[Annotated region listings]
>> Start

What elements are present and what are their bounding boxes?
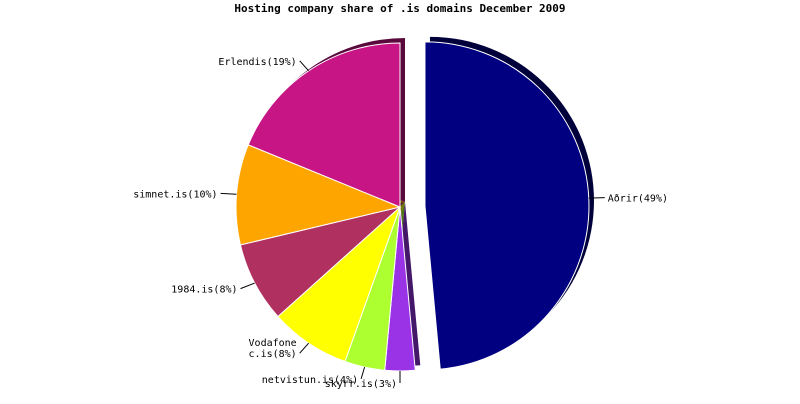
slice-label: Aðrir(49%): [608, 194, 668, 205]
slice-label-line: skyrr.is(3%): [325, 379, 397, 390]
slice-label-line: simnet.is(10%): [133, 189, 217, 200]
slice-label: skyrr.is(3%): [325, 379, 397, 390]
leader-line: [588, 197, 605, 199]
leader-line: [299, 60, 309, 72]
slice-label-line: c.is(8%): [249, 349, 297, 360]
slice-label: Vodafone c.is(8%): [249, 338, 297, 360]
leader-line: [360, 366, 366, 379]
slice-label-line: 1984.is(8%): [171, 285, 237, 296]
slice: [424, 41, 590, 370]
slice-label: Erlendis(19%): [218, 57, 296, 68]
slice-label-line: Aðrir(49%): [608, 194, 668, 205]
slice: [247, 42, 401, 208]
leader-line: [220, 192, 237, 195]
slice-label: simnet.is(10%): [133, 189, 217, 200]
leader-line: [299, 342, 309, 354]
slice-label-line: netvistun.is(4%): [262, 375, 358, 386]
slice-label: 1984.is(8%): [171, 285, 237, 296]
chart-title: Hosting company share of .is domains Dec…: [234, 2, 565, 15]
leader-line: [240, 282, 255, 290]
slice-label-line: Erlendis(19%): [218, 57, 296, 68]
slice-label-line: Vodafone: [249, 338, 297, 349]
slice-label: netvistun.is(4%): [262, 375, 358, 386]
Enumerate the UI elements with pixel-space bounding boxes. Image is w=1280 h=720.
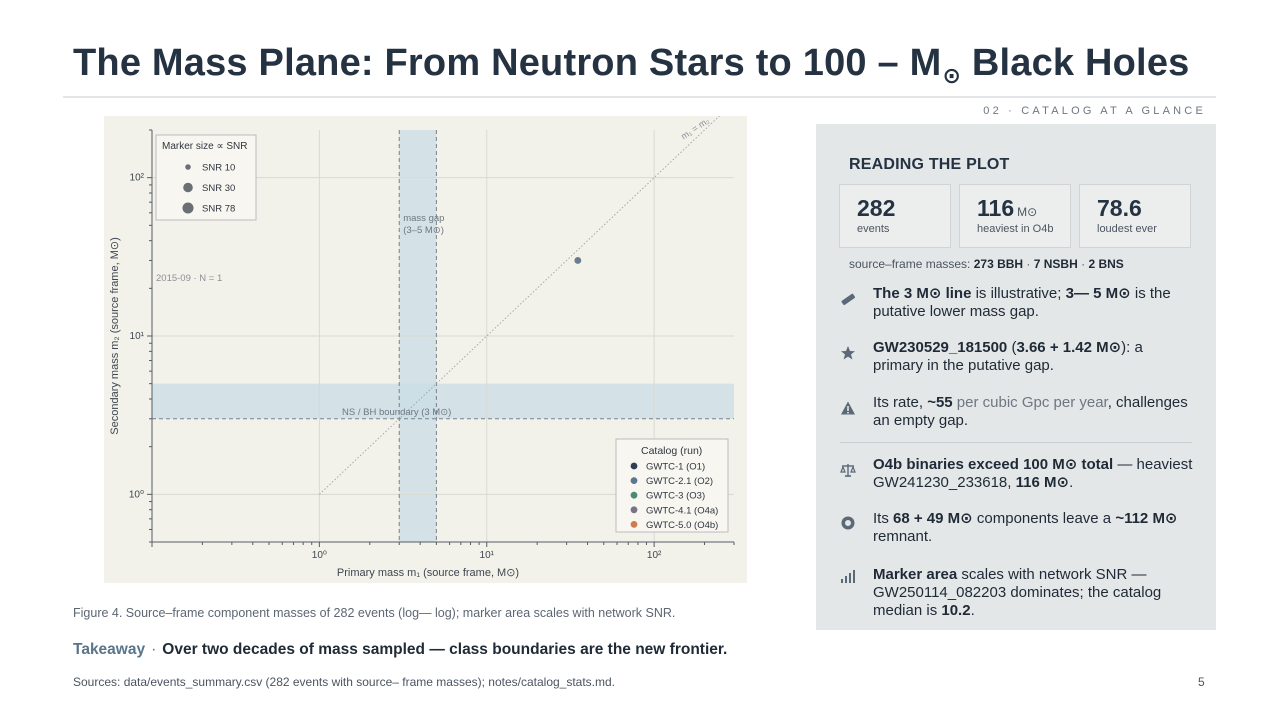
catalog-legend-label: GWTC-1 (O1) <box>646 462 705 473</box>
catalog-legend-marker <box>630 491 638 499</box>
y-tick-label: 10¹ <box>130 331 145 342</box>
stat-unit: M⊙ <box>1017 205 1038 219</box>
y-tick-label: 10² <box>130 173 145 184</box>
stat-loudest: 78.6 loudest ever <box>1079 184 1191 248</box>
note-mass-line: The 3 M⊙ line is illustrative; 3— 5 M⊙ i… <box>873 285 1171 320</box>
stat-value: 78.6 <box>1097 195 1142 221</box>
equal-mass-diagonal <box>319 116 721 495</box>
warning-icon <box>841 401 855 415</box>
size-legend-label: SNR 78 <box>202 204 235 215</box>
note-heaviest: O4b binaries exceed 100 M⊙ total — heavi… <box>873 456 1193 491</box>
star-icon <box>841 346 855 360</box>
catalog-legend-box <box>615 438 729 533</box>
takeaway-label: Takeaway <box>73 641 146 658</box>
catalog-legend-marker <box>630 462 638 470</box>
x-axis-title: Primary mass m₁ (source frame, M⊙) <box>337 567 519 579</box>
panel-divider <box>840 442 1192 443</box>
catalog-legend-marker <box>630 477 638 484</box>
catalog-legend-label: GWTC-5.0 (O4b) <box>646 520 718 531</box>
mass-gap-label: mass gap <box>403 213 444 224</box>
mass-gap-label-range: (3–5 M⊙) <box>403 225 444 236</box>
catalog-legend-label: GWTC-2.1 (O2) <box>646 476 713 487</box>
note-marker-area: Marker area scales with network SNR — GW… <box>873 566 1162 619</box>
mass-breakdown: source–frame masses: 273 BBH · 7 NSBH · … <box>849 257 1124 271</box>
page-title: The Mass Plane: From Neutron Stars to 10… <box>73 42 1190 88</box>
ruler-icon <box>841 293 856 306</box>
ns-bh-boundary-label: NS / BH boundary (3 M⊙) <box>342 407 451 418</box>
x-tick-label: 10¹ <box>480 550 495 561</box>
stat-label: loudest ever <box>1097 223 1157 235</box>
scale-icon <box>840 464 856 477</box>
x-tick-label: 10⁰ <box>312 550 327 561</box>
stat-value: 116 M⊙ <box>977 195 1038 221</box>
size-legend-marker <box>182 202 194 214</box>
takeaway-text: Over two decades of mass sampled — class… <box>162 641 728 658</box>
reading-panel: READING THE PLOT 282 events 116 M⊙ heavie… <box>816 124 1216 630</box>
figure-caption: Figure 4. Source–frame component masses … <box>73 606 676 620</box>
mass-plane-chart: NS / BH boundary (3 M⊙) m₁ = m₂ mass gap(3… <box>109 116 735 579</box>
page-number: 5 <box>1198 675 1205 689</box>
catalog-legend-title: Catalog (run) <box>641 445 702 457</box>
stat-events: 282 events <box>839 184 951 248</box>
size-legend-label: SNR 30 <box>202 183 235 194</box>
takeaway: Takeaway · Over two decades of mass sample… <box>73 641 727 659</box>
panel-title: READING THE PLOT <box>849 156 1010 173</box>
title-divider <box>63 96 1216 98</box>
stat-label: events <box>857 223 890 235</box>
data-point <box>574 257 582 264</box>
signal-bars-icon <box>841 570 855 583</box>
size-legend-marker <box>185 164 191 170</box>
section-label: 02 · CATALOG AT A GLANCE <box>983 105 1206 117</box>
x-tick-label: 10² <box>647 550 662 561</box>
stat-value: 282 <box>857 195 896 221</box>
size-legend-title: Marker size ∝ SNR <box>162 141 248 152</box>
catalog-legend-label: GWTC-4.1 (O4a) <box>646 505 718 516</box>
note-rate: Its rate, ~55 per cubic Gpc per year, ch… <box>873 394 1188 429</box>
y-tick-label: 10⁰ <box>129 489 144 500</box>
y-axis-title: Secondary mass m₂ (source frame, M⊙) <box>109 237 121 434</box>
size-legend-label: SNR 10 <box>202 163 235 174</box>
catalog-legend-marker <box>630 521 638 528</box>
target-icon <box>841 516 855 530</box>
stat-heaviest: 116 M⊙ heaviest in O4b <box>959 184 1071 248</box>
sources-note: Sources: data/events_summary.csv (282 ev… <box>73 675 616 689</box>
diagonal-label: m₁ = m₂ <box>679 116 711 141</box>
mass-gap-band-horizontal <box>152 383 734 419</box>
takeaway-separator: · <box>151 641 157 658</box>
catalog-legend-label: GWTC-3 (O3) <box>646 491 705 502</box>
mass-plane-figure: NS / BH boundary (3 M⊙) m₁ = m₂ mass gap (3… <box>104 116 747 583</box>
size-legend-box <box>155 134 257 221</box>
note-remnant: Its 68 + 49 M⊙ components leave a ~112 M… <box>873 510 1178 545</box>
size-legend-marker <box>183 182 193 193</box>
frame-annotation: 2015-09 · N = 1 <box>156 273 222 284</box>
stat-label: heaviest in O4b <box>977 223 1054 235</box>
note-gap-event: GW230529_181500 (3.66 + 1.42 M⊙): a prim… <box>873 339 1143 374</box>
catalog-legend-marker <box>630 506 638 514</box>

>> End

* **What you are asked to do**
Return all of the data above line for line, without changing anything, and leave out the pictures.

* **Problem solution**
What elements are present and what are their bounding boxes?
slice-label: Aðrir(49%): [608, 194, 668, 205]
slice-label-line: skyrr.is(3%): [325, 379, 397, 390]
slice-label-line: simnet.is(10%): [133, 189, 217, 200]
slice-label: skyrr.is(3%): [325, 379, 397, 390]
leader-line: [588, 197, 605, 199]
leader-line: [299, 60, 309, 72]
slice-label-line: c.is(8%): [249, 349, 297, 360]
slice-label: Vodafone c.is(8%): [249, 338, 297, 360]
leader-line: [360, 366, 366, 379]
slice-label-line: 1984.is(8%): [171, 285, 237, 296]
slice: [424, 41, 590, 370]
slice-label: Erlendis(19%): [218, 57, 296, 68]
slice-label-line: Aðrir(49%): [608, 194, 668, 205]
slice: [247, 42, 401, 208]
leader-line: [220, 192, 237, 195]
slice-label: simnet.is(10%): [133, 189, 217, 200]
leader-line: [299, 342, 309, 354]
slice-label-line: netvistun.is(4%): [262, 375, 358, 386]
slice-label: 1984.is(8%): [171, 285, 237, 296]
chart-title: Hosting company share of .is domains Dec…: [234, 2, 565, 15]
leader-line: [240, 282, 255, 290]
slice-label-line: Erlendis(19%): [218, 57, 296, 68]
slice-label-line: Vodafone: [249, 338, 297, 349]
slice-label: netvistun.is(4%): [262, 375, 358, 386]
Enumerate the UI elements with pixel-space bounding boxes. Image is w=1280 h=720.
catalog-legend-label: GWTC-1 (O1) <box>646 462 705 473</box>
catalog-legend-marker <box>630 491 638 499</box>
y-tick-label: 10¹ <box>130 331 145 342</box>
stat-unit: M⊙ <box>1017 205 1038 219</box>
y-tick-label: 10² <box>130 173 145 184</box>
stat-loudest: 78.6 loudest ever <box>1079 184 1191 248</box>
note-mass-line: The 3 M⊙ line is illustrative; 3— 5 M⊙ i… <box>873 285 1171 320</box>
stat-value: 78.6 <box>1097 195 1142 221</box>
equal-mass-diagonal <box>319 116 721 495</box>
warning-icon <box>841 401 855 415</box>
size-legend-label: SNR 78 <box>202 204 235 215</box>
note-heaviest: O4b binaries exceed 100 M⊙ total — heavi… <box>873 456 1193 491</box>
star-icon <box>841 346 855 360</box>
catalog-legend-box <box>615 438 729 533</box>
takeaway-label: Takeaway <box>73 641 146 658</box>
catalog-legend-marker <box>630 462 638 470</box>
x-axis-title: Primary mass m₁ (source frame, M⊙) <box>337 567 519 579</box>
panel-divider <box>840 442 1192 443</box>
catalog-legend-marker <box>630 477 638 484</box>
catalog-legend-label: GWTC-5.0 (O4b) <box>646 520 718 531</box>
mass-gap-label: mass gap <box>403 213 444 224</box>
mass-gap-label-range: (3–5 M⊙) <box>403 225 444 236</box>
catalog-legend-label: GWTC-2.1 (O2) <box>646 476 713 487</box>
note-marker-area: Marker area scales with network SNR — GW… <box>873 566 1162 619</box>
mass-breakdown: source–frame masses: 273 BBH · 7 NSBH · … <box>849 257 1124 271</box>
page-title: The Mass Plane: From Neutron Stars to 10… <box>73 42 1190 88</box>
ruler-icon <box>841 293 856 306</box>
ns-bh-boundary-label: NS / BH boundary (3 M⊙) <box>342 407 451 418</box>
x-tick-label: 10¹ <box>480 550 495 561</box>
stat-label: loudest ever <box>1097 223 1157 235</box>
scale-icon <box>840 464 856 477</box>
x-tick-label: 10⁰ <box>312 550 327 561</box>
stat-value: 116 M⊙ <box>977 195 1038 221</box>
size-legend-marker <box>182 202 194 214</box>
takeaway-text: Over two decades of mass sampled — class… <box>162 641 728 658</box>
reading-panel: READING THE PLOT 282 events 116 M⊙ heavie… <box>816 124 1216 630</box>
figure-caption: Figure 4. Source–frame component masses … <box>73 606 676 620</box>
mass-plane-chart: NS / BH boundary (3 M⊙) m₁ = m₂ mass gap(3… <box>109 116 735 579</box>
page-number: 5 <box>1198 675 1205 689</box>
catalog-legend-title: Catalog (run) <box>641 445 702 457</box>
stat-events: 282 events <box>839 184 951 248</box>
size-legend-label: SNR 30 <box>202 183 235 194</box>
takeaway: Takeaway · Over two decades of mass sample… <box>73 641 727 659</box>
panel-title: READING THE PLOT <box>849 156 1010 173</box>
title-divider <box>63 96 1216 98</box>
stat-label: events <box>857 223 890 235</box>
data-point <box>574 257 582 264</box>
signal-bars-icon <box>841 570 855 583</box>
size-legend-marker <box>185 164 191 170</box>
section-label: 02 · CATALOG AT A GLANCE <box>983 105 1206 117</box>
x-tick-label: 10² <box>647 550 662 561</box>
stat-value: 282 <box>857 195 896 221</box>
size-legend-title: Marker size ∝ SNR <box>162 141 248 152</box>
catalog-legend-label: GWTC-4.1 (O4a) <box>646 505 718 516</box>
note-rate: Its rate, ~55 per cubic Gpc per year, ch… <box>873 394 1188 429</box>
y-tick-label: 10⁰ <box>129 489 144 500</box>
y-axis-title: Secondary mass m₂ (source frame, M⊙) <box>109 237 121 434</box>
size-legend-label: SNR 10 <box>202 163 235 174</box>
catalog-legend-marker <box>630 521 638 528</box>
target-icon <box>841 516 855 530</box>
stat-heaviest: 116 M⊙ heaviest in O4b <box>959 184 1071 248</box>
sources-note: Sources: data/events_summary.csv (282 ev… <box>73 675 616 689</box>
diagonal-label: m₁ = m₂ <box>679 116 711 141</box>
mass-gap-band-horizontal <box>152 383 734 419</box>
takeaway-separator: · <box>151 641 157 658</box>
catalog-legend-label: GWTC-3 (O3) <box>646 491 705 502</box>
mass-plane-figure: NS / BH boundary (3 M⊙) m₁ = m₂ mass gap (3… <box>104 116 747 583</box>
size-legend-box <box>155 134 257 221</box>
note-remnant: Its 68 + 49 M⊙ components leave a ~112 M… <box>873 510 1178 545</box>
size-legend-marker <box>183 182 193 193</box>
frame-annotation: 2015-09 · N = 1 <box>156 273 222 284</box>
stat-label: heaviest in O4b <box>977 223 1054 235</box>
note-gap-event: GW230529_181500 (3.66 + 1.42 M⊙): a prim… <box>873 339 1143 374</box>
catalog-legend-marker <box>630 506 638 514</box>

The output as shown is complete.